**Task description:** Locate the string "this" in the listing below. Copy every line where it is found.

(Figure data in JSON)
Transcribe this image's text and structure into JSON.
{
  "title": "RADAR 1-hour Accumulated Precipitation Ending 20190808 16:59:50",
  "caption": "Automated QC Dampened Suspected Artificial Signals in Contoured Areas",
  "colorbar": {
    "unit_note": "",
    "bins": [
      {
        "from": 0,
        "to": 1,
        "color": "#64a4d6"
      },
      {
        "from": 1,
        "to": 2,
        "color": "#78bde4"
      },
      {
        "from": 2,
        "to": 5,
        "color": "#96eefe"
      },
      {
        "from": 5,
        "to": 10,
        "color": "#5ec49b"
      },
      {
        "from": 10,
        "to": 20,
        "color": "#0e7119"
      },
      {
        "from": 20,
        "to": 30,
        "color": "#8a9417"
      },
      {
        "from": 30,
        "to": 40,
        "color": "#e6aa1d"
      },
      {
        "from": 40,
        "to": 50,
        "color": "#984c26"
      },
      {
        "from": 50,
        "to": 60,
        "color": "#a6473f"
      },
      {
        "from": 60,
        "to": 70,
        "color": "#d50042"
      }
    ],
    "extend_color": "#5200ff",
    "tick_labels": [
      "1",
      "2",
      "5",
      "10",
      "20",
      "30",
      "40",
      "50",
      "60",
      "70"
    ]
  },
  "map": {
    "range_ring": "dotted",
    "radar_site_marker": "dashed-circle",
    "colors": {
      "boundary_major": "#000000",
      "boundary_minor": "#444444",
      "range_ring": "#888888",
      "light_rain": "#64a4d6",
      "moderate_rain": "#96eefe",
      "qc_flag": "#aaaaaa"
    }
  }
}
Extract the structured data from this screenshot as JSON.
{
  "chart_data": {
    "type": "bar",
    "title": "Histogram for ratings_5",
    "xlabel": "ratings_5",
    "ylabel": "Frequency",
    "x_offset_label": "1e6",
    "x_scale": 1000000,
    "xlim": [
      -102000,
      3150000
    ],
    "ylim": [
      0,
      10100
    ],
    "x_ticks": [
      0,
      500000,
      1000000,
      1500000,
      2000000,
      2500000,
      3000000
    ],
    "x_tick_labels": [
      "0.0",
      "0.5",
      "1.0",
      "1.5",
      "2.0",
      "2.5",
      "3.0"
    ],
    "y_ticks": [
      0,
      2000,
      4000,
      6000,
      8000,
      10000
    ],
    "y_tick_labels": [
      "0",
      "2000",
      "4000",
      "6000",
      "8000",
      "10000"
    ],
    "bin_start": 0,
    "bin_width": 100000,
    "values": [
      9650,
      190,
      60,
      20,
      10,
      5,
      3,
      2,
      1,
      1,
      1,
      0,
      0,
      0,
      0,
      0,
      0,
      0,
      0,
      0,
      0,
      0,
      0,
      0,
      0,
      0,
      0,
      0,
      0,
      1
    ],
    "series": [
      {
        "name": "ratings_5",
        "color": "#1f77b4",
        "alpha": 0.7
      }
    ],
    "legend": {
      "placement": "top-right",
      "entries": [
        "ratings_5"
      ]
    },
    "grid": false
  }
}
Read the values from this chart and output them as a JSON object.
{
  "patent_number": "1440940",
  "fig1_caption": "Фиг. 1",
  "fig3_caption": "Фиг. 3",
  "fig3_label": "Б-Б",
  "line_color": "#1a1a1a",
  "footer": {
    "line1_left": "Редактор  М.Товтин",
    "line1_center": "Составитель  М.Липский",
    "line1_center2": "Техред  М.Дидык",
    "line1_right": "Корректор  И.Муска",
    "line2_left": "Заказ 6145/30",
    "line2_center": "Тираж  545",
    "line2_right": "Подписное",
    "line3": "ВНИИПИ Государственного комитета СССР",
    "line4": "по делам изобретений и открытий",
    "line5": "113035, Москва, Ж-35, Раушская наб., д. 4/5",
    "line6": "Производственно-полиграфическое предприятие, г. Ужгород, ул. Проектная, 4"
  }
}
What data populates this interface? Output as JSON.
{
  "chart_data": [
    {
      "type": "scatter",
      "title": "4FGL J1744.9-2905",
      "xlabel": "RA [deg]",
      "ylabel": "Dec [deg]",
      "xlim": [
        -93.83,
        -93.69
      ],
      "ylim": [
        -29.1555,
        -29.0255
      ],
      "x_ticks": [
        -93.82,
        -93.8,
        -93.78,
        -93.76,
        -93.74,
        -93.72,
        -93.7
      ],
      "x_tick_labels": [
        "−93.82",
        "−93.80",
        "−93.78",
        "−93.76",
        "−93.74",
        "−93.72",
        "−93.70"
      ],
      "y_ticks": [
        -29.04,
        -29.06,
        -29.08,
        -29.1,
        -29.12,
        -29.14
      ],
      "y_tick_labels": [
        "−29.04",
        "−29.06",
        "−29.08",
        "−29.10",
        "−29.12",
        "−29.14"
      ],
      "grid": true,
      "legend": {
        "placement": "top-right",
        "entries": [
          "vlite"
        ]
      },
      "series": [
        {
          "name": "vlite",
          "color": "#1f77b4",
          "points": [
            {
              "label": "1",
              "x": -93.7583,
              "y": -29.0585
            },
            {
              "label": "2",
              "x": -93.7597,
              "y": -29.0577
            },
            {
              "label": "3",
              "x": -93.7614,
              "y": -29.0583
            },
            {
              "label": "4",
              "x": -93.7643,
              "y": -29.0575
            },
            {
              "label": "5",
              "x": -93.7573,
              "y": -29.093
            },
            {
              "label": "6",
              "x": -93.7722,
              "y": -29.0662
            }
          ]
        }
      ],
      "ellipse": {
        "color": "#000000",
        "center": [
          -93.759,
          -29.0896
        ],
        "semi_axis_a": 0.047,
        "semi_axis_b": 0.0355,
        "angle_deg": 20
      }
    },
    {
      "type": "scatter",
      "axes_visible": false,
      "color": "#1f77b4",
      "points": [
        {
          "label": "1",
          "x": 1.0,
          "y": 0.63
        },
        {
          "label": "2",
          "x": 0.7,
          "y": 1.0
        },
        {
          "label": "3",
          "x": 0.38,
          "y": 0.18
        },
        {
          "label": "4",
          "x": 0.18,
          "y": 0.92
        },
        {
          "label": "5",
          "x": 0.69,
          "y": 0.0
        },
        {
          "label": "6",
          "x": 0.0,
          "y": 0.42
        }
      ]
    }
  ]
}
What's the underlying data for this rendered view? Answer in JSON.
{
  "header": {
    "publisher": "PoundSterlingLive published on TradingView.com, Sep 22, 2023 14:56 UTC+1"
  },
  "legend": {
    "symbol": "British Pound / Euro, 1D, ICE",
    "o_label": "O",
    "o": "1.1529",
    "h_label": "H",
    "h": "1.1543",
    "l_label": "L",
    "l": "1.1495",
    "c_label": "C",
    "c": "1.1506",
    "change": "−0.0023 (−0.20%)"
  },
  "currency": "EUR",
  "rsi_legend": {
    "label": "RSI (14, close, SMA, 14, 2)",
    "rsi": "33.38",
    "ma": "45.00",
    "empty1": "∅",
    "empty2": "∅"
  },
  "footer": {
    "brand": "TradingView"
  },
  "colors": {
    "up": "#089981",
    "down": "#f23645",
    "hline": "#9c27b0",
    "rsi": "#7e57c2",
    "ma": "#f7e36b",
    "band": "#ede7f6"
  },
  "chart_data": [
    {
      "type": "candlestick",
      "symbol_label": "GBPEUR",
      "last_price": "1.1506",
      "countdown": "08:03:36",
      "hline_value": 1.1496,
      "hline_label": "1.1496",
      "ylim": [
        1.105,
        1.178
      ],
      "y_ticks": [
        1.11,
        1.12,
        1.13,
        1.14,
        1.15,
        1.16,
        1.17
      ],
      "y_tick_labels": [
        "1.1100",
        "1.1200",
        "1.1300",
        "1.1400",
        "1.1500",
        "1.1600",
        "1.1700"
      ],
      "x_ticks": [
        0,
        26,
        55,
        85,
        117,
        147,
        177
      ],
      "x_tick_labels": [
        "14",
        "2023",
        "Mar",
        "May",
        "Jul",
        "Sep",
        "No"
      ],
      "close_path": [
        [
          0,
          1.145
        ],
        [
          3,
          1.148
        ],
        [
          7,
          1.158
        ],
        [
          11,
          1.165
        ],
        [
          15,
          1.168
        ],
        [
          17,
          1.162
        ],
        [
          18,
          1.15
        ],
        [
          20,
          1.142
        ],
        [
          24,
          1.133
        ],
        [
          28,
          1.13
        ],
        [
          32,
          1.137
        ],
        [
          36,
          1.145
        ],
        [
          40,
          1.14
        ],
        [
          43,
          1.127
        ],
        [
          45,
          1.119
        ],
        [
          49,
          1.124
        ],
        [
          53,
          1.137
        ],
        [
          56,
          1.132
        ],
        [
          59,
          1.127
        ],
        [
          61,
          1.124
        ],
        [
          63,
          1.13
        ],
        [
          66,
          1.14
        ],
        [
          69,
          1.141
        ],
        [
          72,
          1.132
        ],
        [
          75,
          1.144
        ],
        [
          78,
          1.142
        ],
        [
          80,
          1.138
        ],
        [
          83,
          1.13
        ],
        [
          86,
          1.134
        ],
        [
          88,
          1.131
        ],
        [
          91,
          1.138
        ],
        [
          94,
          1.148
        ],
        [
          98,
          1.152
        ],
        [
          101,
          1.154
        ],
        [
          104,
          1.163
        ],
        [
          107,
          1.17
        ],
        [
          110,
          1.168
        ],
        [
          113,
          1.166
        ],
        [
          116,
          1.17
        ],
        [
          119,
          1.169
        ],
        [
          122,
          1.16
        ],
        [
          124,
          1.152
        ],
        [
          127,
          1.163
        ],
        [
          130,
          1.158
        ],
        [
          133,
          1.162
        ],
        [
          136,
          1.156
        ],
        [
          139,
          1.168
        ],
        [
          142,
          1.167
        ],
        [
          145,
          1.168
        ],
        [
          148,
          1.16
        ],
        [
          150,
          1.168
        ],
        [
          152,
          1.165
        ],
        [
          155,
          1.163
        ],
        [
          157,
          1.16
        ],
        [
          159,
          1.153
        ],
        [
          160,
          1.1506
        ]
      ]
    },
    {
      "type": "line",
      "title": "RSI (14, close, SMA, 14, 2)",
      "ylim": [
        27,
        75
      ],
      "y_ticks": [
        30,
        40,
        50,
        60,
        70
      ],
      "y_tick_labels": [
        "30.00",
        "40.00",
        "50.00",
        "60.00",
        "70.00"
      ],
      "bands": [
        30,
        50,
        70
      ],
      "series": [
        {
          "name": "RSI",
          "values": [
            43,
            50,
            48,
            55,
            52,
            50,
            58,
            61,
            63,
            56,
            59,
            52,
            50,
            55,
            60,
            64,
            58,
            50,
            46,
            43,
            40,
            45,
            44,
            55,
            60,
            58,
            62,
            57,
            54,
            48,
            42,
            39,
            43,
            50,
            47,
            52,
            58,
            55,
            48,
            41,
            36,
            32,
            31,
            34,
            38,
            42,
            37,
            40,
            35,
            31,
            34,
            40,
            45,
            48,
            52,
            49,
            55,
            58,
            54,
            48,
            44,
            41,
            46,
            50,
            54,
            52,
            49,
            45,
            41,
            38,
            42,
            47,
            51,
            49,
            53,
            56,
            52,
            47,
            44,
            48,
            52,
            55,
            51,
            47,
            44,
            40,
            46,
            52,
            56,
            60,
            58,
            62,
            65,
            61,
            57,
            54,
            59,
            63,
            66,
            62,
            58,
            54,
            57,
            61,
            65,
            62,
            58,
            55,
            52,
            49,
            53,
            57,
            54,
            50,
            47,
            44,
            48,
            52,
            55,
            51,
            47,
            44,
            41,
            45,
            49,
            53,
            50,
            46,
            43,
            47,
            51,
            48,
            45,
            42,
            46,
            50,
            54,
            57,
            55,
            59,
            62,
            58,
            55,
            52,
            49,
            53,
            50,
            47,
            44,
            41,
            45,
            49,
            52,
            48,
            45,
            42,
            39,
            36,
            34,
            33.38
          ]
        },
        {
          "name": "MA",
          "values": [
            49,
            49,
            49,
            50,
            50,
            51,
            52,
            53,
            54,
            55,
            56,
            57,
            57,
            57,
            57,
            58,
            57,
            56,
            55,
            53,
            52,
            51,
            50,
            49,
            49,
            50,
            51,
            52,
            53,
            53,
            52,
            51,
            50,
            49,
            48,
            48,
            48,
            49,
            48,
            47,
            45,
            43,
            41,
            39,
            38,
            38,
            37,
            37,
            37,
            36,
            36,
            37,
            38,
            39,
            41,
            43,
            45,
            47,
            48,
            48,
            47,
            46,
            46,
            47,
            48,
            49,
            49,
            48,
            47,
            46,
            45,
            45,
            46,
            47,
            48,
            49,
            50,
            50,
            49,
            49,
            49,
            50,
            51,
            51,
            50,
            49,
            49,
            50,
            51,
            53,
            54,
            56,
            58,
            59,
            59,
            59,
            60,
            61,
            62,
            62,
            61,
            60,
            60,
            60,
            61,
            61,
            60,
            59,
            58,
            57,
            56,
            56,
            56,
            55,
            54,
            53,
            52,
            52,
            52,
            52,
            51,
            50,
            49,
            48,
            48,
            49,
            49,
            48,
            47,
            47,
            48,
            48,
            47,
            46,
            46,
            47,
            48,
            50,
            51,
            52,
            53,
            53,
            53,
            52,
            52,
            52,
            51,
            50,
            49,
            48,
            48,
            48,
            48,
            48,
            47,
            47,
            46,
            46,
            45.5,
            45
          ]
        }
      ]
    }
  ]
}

**Exercise response:**
Transcribe this image's text and structure into JSON.
Extract the structured data from this screenshot as JSON.
Read the values from this chart and output them as a JSON object.
What data populates this interface? Output as JSON.
What's the underlying data for this rendered view? Answer in JSON.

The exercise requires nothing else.